# TASK MATERIAL
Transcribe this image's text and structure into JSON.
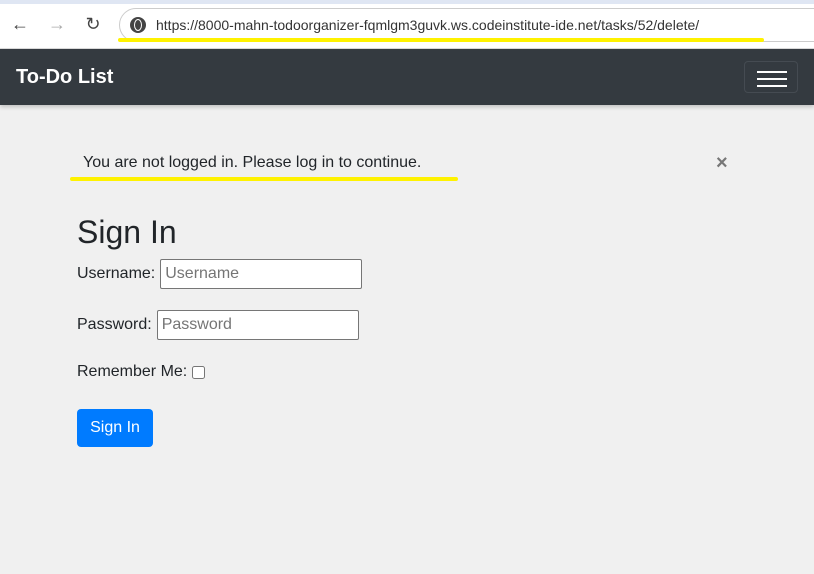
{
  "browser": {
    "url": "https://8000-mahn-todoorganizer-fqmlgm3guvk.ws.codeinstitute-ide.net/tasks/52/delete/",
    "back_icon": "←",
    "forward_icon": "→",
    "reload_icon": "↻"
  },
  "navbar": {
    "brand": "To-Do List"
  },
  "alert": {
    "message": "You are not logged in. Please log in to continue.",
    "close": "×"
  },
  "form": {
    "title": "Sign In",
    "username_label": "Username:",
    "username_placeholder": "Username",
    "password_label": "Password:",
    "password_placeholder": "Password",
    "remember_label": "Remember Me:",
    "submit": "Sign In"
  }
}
==
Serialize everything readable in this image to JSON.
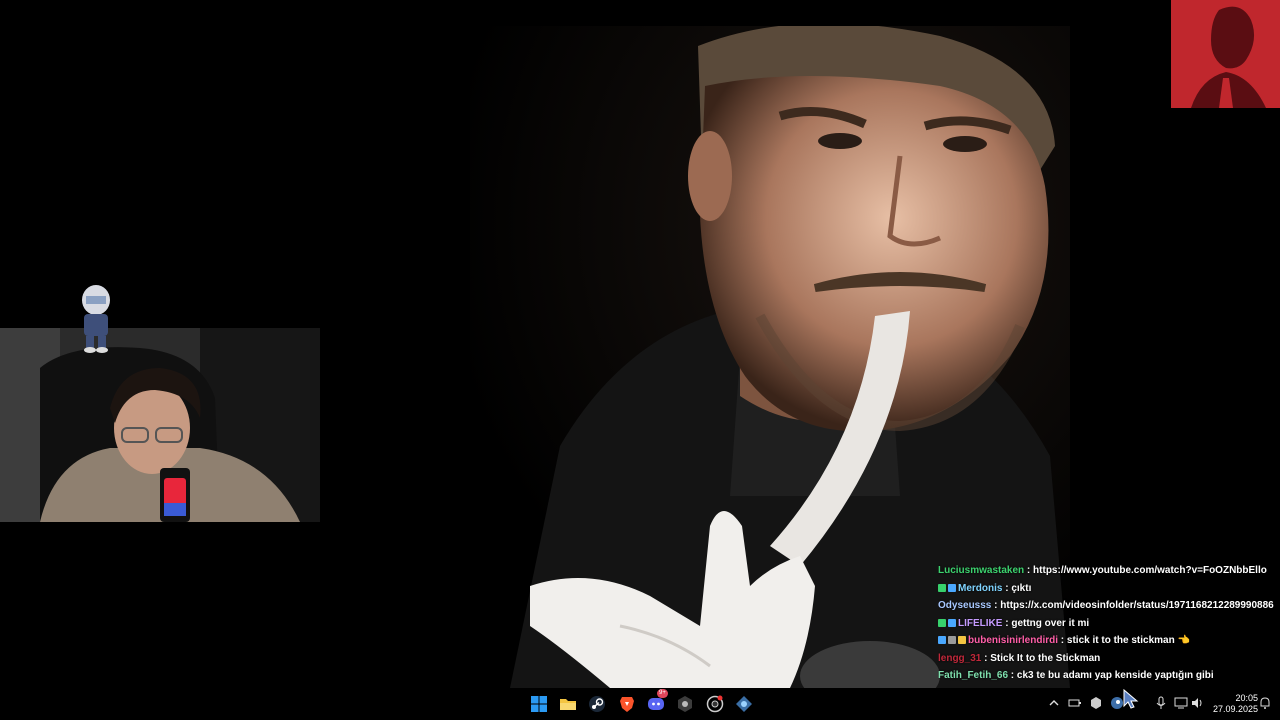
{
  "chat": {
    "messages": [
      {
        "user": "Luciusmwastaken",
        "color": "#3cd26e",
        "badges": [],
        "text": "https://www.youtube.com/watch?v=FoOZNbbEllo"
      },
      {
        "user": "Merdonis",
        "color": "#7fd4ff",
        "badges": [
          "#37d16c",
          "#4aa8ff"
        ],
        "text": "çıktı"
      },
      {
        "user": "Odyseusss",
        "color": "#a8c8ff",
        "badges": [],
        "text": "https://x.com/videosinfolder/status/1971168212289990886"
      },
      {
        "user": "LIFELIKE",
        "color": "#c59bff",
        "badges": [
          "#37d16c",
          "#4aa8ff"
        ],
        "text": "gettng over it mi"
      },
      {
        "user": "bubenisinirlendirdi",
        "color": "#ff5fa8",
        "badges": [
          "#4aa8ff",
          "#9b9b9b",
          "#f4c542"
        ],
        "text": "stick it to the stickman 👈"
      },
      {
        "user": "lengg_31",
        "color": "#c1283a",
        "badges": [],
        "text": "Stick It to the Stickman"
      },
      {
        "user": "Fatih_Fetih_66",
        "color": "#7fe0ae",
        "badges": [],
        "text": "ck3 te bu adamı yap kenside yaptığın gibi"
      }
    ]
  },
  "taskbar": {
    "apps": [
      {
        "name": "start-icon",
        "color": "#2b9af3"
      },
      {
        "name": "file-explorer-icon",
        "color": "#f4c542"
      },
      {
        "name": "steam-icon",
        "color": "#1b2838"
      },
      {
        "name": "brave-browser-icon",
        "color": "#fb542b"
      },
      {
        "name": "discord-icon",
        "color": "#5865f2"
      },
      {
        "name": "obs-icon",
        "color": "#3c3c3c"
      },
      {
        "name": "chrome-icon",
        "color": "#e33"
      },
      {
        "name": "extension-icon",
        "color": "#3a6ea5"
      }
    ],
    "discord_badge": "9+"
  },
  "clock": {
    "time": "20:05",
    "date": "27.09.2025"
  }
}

# TASK BRIEF
Which lines in the listing above hold the word "Username"? Show each of them.

# FINAL ANSWER
    "username_label": "Username:",
    "username_placeholder": "Username",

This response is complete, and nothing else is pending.